• _PROBLEMA 1_:
Responde según el fragmento del documento:
(a) ¿En qué etapa hizo quien responde los amigos a los que es fiel?
(b) ¿Por qué le gustó Patria?
(c) ¿Sobre quiénes ha escrito Valeria Luiselli?
• _PROBLEMA 2_:
Repite tal cual el fragmento del documento desde "Patria me gustó" hasta "tropicales, que caminan.", incluidas ambas partes.

Claro. Forma parte de mi vida, como Plautilla. Cuando se escribe de los otros se tiene una enorme responsabilidad: tú tienes la palabra, ellos no.
¿Tiene amigos escritores?
Soy fiel a los amigos que hice cuando me encontré a mí misma, en el bachillerato. Hemos intentado entendernos.
¿Qué escritores le interesan?
Patria me gustó porque en Italia no hemos conseguido escribir una gran novela sobre el terrorismo. He disfrutado a Cercas, a Caparrós o a Valeria Luiselli, que ha escrito sobre los refugiados mexicanos como yo he escrito sobre los africanos… Me interesa Kader Abdolah, que reconstruye la historia de su familia iraní con nostalgia pero liberándose de sus raíces. No creo en la necesidad de arraigarme como un árbol. Me gustan los tropicales, que caminan.

• _EXTRACTOS DE DATOS_:
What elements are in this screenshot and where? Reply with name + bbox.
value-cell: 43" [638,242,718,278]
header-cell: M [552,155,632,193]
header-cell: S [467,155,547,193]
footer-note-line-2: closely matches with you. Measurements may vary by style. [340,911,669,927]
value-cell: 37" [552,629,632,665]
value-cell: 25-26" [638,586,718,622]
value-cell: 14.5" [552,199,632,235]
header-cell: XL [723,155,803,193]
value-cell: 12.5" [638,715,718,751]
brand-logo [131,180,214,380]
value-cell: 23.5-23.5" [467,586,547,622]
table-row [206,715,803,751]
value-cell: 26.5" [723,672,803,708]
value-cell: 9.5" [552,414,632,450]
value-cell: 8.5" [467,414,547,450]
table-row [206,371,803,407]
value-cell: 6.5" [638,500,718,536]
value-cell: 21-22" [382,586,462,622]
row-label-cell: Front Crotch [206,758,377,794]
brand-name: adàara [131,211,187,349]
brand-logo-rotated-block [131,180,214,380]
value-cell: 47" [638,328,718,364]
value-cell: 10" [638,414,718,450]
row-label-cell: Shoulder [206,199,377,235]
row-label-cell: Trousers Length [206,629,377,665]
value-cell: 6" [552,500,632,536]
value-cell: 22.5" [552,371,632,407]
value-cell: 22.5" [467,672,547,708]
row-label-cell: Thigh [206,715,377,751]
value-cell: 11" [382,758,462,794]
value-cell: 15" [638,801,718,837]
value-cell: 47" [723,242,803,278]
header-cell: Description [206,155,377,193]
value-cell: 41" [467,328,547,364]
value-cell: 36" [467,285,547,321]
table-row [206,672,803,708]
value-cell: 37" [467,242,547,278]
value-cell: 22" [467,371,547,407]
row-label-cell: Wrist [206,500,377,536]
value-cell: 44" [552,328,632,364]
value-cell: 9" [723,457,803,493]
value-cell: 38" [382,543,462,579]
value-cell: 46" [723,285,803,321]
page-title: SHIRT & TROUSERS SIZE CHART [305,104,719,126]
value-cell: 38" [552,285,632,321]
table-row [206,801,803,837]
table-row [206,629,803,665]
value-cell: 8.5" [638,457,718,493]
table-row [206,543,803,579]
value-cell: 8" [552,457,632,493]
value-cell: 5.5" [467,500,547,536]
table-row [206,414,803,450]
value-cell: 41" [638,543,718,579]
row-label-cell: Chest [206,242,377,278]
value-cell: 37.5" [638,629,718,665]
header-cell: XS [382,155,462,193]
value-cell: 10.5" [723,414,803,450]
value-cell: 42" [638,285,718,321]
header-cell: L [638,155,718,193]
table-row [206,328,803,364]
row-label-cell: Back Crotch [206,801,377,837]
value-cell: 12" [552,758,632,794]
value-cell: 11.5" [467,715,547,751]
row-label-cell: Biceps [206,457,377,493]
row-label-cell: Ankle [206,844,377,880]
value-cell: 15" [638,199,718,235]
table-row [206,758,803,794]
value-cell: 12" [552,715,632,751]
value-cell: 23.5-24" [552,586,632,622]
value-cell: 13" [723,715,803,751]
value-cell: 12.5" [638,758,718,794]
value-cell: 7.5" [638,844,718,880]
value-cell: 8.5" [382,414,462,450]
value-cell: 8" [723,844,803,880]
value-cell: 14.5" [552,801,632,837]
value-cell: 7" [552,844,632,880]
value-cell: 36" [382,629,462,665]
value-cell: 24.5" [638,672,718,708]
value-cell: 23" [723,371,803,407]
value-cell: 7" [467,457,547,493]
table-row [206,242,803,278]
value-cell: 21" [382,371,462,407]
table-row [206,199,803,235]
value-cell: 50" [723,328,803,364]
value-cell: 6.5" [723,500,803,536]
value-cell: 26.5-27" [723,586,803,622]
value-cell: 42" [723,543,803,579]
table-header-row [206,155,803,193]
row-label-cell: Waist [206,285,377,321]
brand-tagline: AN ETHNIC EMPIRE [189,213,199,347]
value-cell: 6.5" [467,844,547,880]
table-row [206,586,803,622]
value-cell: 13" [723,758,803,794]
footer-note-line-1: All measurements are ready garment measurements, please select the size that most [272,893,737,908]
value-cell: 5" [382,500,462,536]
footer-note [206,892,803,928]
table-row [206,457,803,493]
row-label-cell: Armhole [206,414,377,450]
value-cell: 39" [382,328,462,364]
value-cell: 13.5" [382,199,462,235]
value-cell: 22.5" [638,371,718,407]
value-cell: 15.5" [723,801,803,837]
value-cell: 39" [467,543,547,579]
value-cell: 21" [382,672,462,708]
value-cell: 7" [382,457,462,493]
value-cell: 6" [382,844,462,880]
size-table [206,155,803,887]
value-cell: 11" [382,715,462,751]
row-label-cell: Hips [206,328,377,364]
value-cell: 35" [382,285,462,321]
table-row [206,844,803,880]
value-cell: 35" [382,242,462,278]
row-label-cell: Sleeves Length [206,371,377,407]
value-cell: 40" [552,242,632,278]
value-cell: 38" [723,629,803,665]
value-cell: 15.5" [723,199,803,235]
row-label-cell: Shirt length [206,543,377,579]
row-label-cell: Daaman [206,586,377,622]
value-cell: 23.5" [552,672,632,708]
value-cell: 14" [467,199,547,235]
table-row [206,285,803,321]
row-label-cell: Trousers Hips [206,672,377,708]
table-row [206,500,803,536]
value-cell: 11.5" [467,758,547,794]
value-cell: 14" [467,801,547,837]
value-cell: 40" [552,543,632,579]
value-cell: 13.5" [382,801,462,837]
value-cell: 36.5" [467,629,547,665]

• _RESPUESTA 1_:
(a) En el bachillerato, cuando se encontró a sí misma.
(b) Porque en Italia no han conseguido escribir una gran novela sobre el terrorismo.
(c) Sobre los refugiados mexicanos.

• _RESPUESTA 2_:
Patria me gustó porque en Italia no hemos conseguido escribir una gran novela sobre el terrorismo. He disfrutado a Cercas, a Caparrós o a Valeria Luiselli, que ha escrito sobre los refugiados mexicanos como yo he escrito sobre los africanos… Me interesa Kader Abdolah, que reconstruye la historia de su familia iraní con nostalgia pero liberándose de sus raíces. No creo en la necesidad de arraigarme como un árbol. Me gustan los tropicales, que caminan.